— start Extracted information —

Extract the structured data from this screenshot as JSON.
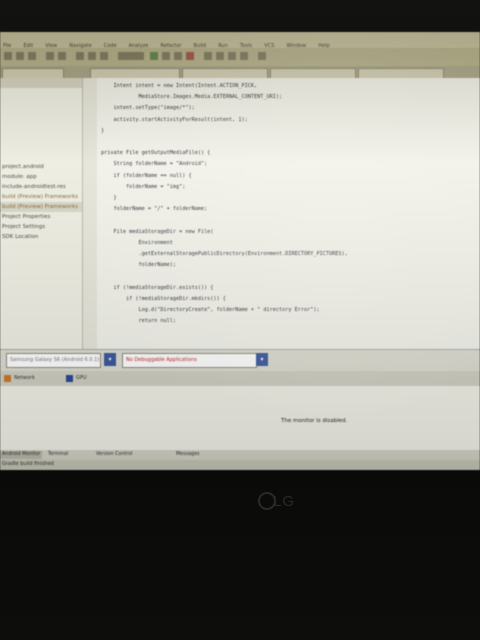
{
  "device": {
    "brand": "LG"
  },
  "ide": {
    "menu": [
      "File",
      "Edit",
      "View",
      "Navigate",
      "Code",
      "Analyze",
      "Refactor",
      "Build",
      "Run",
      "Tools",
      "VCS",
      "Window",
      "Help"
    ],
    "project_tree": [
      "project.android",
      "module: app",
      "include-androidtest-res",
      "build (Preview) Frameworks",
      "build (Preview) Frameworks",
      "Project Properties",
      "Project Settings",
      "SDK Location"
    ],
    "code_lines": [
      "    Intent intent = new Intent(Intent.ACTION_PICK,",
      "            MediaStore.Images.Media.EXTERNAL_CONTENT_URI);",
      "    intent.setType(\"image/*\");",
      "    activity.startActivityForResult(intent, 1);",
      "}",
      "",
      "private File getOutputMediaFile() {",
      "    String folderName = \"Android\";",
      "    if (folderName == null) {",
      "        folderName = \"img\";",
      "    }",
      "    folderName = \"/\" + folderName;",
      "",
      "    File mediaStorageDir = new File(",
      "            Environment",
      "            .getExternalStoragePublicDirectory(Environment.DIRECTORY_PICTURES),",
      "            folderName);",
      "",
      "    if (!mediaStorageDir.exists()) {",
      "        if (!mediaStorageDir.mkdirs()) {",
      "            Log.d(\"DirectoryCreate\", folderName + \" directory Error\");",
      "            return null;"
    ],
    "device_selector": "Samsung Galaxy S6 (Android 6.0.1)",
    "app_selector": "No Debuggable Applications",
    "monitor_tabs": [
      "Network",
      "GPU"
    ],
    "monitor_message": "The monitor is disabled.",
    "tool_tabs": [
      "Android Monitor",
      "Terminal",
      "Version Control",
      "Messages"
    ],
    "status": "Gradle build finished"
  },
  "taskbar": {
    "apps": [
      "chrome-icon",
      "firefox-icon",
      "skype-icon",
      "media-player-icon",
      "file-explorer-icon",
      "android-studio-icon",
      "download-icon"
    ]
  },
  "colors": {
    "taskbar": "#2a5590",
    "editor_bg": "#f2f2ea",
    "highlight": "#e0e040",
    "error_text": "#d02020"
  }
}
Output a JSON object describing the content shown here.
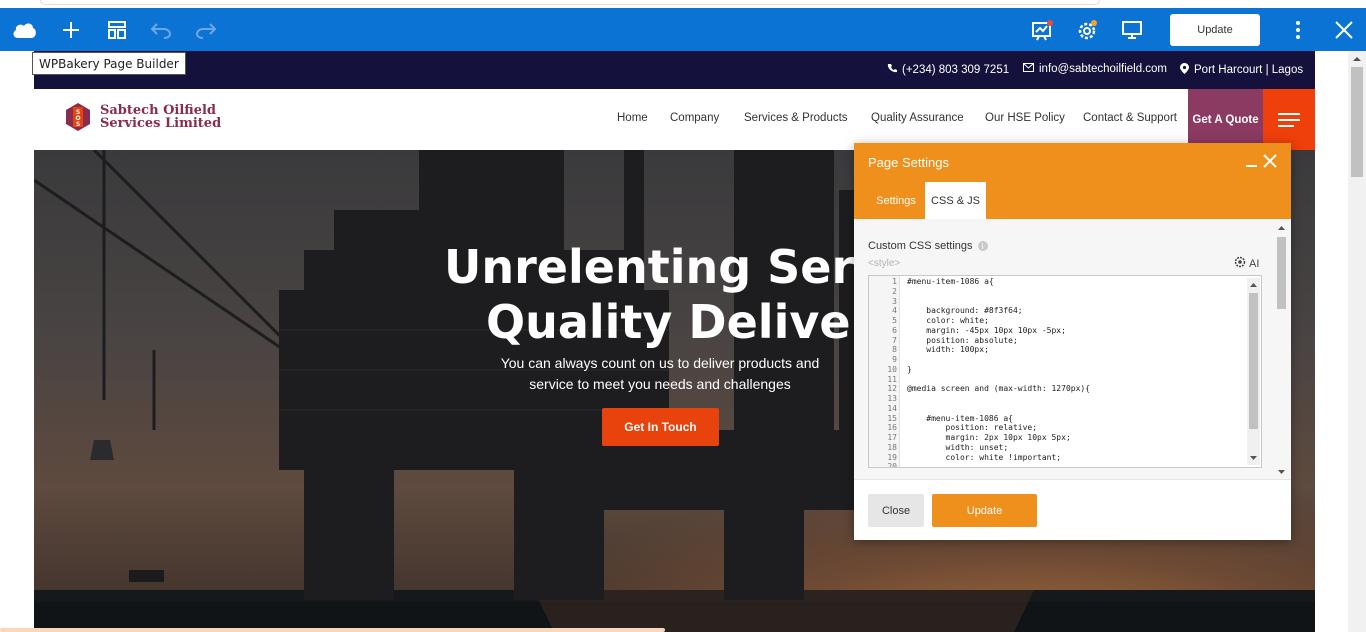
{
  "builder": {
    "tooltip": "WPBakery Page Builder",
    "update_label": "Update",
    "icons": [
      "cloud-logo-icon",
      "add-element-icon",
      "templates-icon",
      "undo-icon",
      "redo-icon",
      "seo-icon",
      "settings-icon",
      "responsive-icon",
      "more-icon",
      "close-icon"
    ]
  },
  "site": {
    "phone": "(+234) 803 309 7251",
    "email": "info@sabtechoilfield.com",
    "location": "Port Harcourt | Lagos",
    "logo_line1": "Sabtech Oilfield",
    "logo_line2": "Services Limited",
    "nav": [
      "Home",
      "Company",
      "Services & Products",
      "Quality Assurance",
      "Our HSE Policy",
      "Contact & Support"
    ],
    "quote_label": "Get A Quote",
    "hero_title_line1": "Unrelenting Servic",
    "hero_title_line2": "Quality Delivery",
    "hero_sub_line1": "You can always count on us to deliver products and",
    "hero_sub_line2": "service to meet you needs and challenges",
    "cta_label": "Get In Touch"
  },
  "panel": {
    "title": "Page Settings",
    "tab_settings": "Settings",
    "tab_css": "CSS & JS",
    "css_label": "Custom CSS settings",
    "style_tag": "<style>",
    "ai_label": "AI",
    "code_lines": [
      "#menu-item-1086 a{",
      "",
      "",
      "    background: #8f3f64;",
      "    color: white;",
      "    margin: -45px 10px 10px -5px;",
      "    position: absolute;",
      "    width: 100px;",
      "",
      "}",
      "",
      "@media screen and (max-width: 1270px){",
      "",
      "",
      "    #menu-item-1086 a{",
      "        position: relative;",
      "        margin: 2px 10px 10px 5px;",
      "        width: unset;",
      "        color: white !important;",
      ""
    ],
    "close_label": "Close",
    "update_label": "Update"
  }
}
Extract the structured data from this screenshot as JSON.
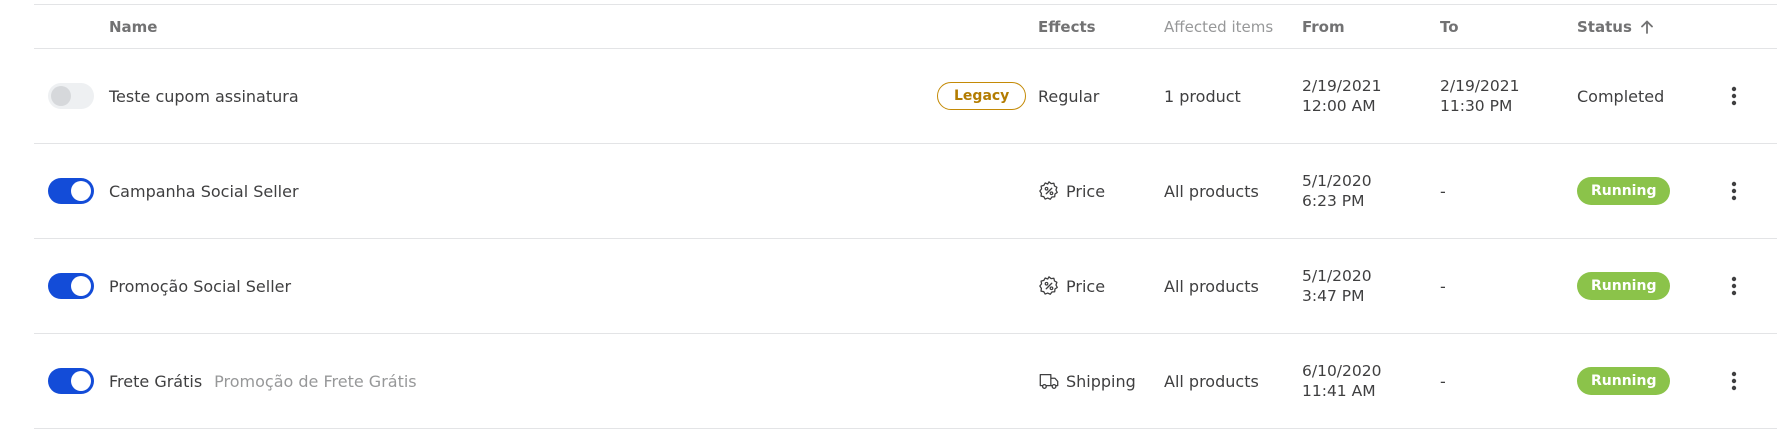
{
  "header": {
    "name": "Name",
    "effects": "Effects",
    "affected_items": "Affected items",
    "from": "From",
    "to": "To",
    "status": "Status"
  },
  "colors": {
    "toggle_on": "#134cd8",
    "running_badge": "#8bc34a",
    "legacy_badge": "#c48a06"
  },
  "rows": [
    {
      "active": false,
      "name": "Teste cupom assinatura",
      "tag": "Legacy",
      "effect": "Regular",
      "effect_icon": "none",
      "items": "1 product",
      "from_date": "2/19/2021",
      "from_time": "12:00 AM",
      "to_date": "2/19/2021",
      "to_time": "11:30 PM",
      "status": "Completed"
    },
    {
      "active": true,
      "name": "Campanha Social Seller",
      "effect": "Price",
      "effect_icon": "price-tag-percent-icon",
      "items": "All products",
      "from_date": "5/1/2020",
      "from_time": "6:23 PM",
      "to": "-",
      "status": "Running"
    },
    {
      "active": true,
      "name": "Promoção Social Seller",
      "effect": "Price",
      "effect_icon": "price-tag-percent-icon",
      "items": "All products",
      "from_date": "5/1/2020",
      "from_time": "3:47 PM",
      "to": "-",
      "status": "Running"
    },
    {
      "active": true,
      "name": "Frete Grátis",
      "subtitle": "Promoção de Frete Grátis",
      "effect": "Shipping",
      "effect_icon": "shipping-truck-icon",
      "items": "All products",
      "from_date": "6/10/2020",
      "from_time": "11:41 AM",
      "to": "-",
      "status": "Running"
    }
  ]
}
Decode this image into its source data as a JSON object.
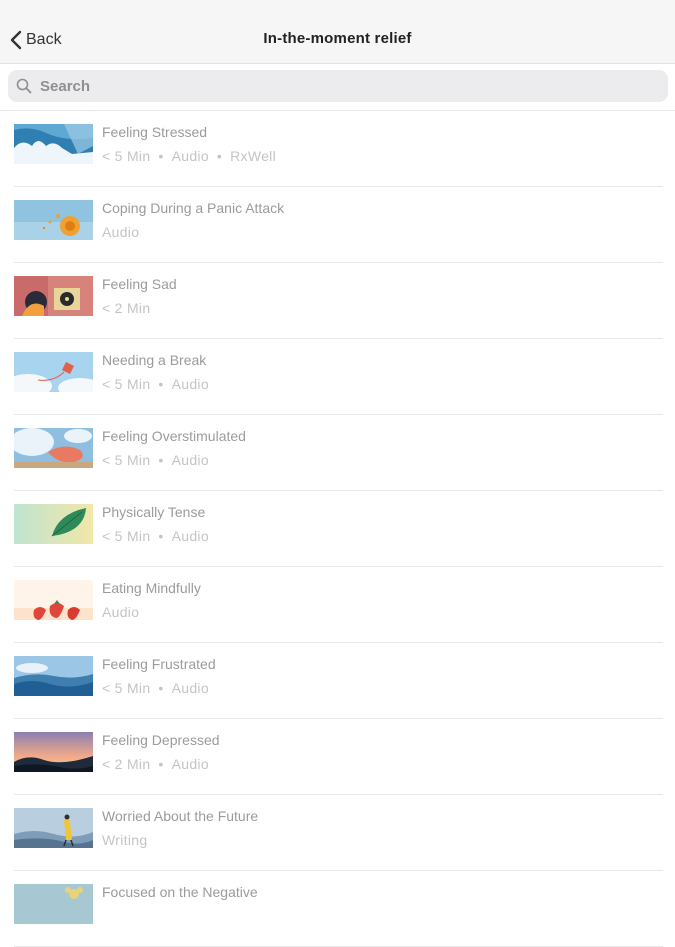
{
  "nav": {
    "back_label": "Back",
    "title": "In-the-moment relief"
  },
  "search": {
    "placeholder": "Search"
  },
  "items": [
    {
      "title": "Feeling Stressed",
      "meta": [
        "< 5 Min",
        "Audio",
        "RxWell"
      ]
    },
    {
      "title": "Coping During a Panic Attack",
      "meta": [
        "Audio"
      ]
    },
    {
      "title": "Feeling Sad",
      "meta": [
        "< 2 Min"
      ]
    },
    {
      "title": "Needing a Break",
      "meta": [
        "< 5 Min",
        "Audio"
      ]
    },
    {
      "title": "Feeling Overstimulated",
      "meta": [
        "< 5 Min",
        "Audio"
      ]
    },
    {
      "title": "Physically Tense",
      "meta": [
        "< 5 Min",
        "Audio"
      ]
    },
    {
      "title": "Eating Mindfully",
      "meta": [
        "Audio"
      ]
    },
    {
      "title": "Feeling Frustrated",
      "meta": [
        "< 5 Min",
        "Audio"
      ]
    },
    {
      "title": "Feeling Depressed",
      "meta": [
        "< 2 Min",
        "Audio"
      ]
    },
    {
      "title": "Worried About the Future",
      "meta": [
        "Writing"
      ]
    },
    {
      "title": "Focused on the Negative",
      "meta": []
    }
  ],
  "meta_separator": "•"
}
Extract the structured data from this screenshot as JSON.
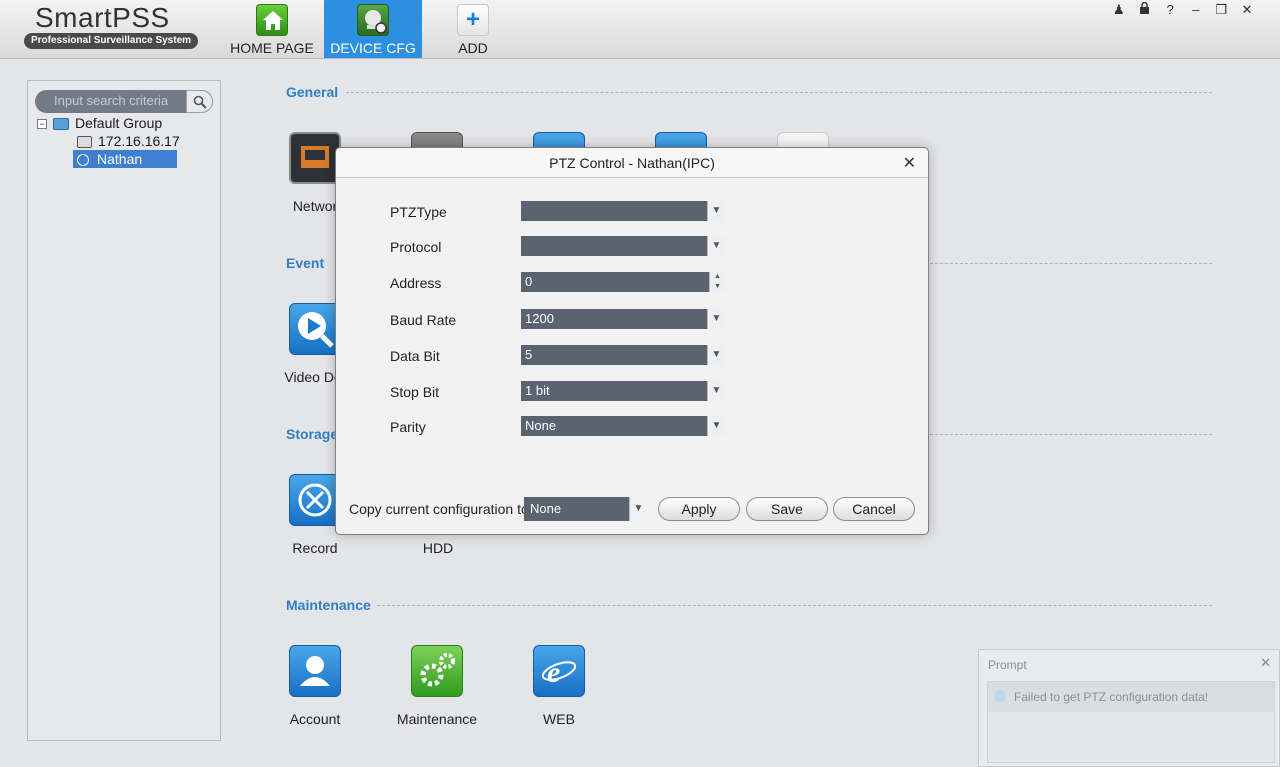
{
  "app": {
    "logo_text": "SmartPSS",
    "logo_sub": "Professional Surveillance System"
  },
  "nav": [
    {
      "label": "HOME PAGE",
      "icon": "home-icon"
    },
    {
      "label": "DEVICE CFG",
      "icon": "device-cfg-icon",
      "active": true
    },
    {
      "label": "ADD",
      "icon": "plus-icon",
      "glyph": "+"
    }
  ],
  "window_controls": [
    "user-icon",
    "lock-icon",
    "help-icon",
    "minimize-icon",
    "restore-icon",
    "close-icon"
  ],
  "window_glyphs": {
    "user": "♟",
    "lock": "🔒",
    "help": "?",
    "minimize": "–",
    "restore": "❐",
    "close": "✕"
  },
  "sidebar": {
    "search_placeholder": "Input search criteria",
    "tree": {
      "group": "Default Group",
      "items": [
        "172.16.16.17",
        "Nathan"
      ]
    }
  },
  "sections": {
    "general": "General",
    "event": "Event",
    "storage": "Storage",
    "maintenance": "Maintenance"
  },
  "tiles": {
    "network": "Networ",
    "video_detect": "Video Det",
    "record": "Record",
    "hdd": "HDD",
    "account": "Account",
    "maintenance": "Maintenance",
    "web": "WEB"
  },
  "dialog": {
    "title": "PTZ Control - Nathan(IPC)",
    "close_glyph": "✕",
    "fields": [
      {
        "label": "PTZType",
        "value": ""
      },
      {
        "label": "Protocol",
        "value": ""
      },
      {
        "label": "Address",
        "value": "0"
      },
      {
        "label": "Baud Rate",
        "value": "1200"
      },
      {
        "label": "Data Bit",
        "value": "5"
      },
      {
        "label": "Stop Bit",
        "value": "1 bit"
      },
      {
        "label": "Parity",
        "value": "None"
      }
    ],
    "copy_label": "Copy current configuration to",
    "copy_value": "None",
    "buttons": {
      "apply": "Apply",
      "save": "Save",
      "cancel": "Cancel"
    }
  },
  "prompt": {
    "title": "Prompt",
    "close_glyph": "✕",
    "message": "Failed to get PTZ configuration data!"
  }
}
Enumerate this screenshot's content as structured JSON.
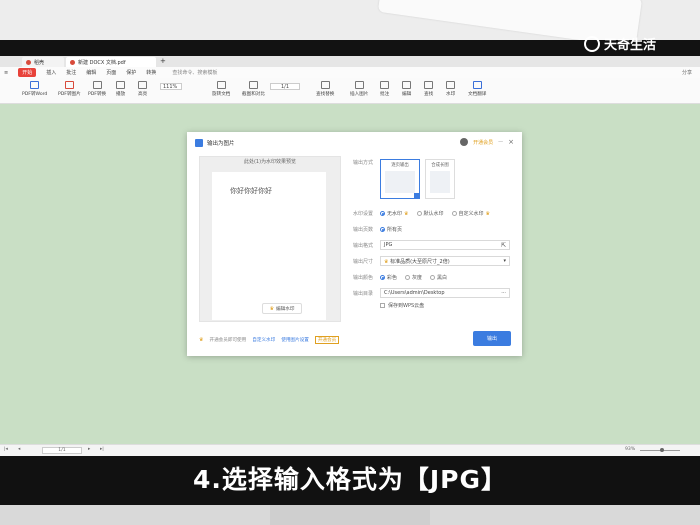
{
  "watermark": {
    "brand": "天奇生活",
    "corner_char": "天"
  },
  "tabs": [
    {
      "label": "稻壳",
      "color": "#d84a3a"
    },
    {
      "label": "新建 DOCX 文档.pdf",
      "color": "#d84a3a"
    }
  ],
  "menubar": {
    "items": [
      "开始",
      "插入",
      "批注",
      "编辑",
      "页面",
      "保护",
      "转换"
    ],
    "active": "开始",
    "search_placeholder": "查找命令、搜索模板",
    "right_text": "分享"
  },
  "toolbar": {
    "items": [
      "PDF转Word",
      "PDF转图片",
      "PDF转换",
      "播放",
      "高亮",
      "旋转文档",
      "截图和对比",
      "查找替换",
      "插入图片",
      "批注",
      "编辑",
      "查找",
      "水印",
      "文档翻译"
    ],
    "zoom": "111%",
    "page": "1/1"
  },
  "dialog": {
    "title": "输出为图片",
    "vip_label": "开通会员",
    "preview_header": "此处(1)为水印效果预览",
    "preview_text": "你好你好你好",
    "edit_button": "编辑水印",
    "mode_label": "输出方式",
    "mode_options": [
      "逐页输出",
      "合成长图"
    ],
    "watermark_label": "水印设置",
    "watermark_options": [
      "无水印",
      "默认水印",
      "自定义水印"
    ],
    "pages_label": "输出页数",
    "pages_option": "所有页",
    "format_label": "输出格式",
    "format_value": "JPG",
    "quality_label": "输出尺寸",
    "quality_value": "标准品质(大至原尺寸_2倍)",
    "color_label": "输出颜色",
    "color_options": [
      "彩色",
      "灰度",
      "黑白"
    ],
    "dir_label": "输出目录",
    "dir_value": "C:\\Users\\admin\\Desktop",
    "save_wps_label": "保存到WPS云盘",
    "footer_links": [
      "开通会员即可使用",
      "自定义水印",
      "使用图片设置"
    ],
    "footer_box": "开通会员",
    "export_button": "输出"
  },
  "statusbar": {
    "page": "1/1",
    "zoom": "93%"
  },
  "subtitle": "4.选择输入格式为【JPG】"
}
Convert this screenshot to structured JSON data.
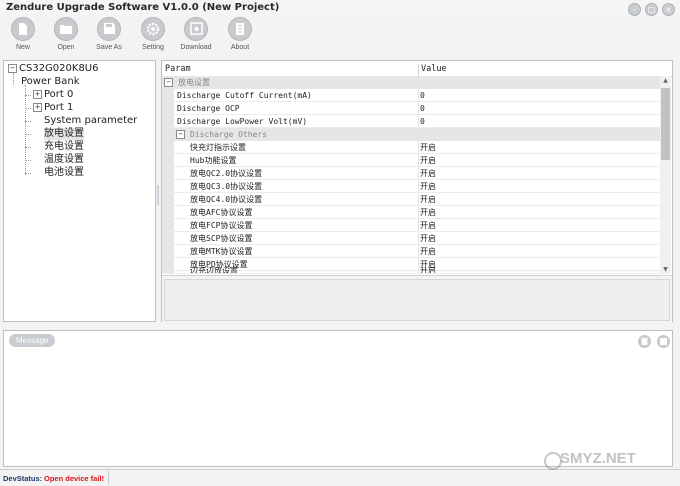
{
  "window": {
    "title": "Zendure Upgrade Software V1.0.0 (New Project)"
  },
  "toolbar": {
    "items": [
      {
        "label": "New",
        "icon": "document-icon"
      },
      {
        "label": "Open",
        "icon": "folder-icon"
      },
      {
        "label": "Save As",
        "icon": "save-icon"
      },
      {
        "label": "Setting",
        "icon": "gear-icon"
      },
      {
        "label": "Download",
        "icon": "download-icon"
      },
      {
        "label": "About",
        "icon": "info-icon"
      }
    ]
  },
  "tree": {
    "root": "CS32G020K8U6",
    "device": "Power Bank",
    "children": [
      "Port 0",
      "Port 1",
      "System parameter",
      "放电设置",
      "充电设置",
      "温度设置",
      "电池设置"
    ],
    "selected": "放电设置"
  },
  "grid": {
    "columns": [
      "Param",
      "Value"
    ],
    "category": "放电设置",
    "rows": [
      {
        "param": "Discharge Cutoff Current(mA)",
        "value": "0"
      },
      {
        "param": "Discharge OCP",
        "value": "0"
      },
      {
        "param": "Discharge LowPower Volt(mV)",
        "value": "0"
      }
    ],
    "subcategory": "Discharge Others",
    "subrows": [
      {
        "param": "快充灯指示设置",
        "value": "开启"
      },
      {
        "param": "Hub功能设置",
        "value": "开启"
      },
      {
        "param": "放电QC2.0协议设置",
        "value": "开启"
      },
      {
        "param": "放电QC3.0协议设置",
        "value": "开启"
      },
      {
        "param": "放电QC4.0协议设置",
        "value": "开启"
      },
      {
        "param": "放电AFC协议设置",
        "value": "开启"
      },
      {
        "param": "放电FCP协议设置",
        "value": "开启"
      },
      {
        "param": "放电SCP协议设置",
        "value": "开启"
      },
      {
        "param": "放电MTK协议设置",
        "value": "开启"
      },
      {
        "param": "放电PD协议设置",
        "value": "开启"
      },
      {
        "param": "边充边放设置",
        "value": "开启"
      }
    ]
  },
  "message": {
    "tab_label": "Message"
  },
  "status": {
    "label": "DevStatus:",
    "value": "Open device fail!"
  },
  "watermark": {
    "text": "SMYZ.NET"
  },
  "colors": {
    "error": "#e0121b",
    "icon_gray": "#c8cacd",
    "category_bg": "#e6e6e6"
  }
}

— end Extracted information —

Instructions for the task:
Pull out and copy each line containing the string "Seller".

Written reply:
      "name": "Campanha Social Seller",
      "name": "Promoção Social Seller",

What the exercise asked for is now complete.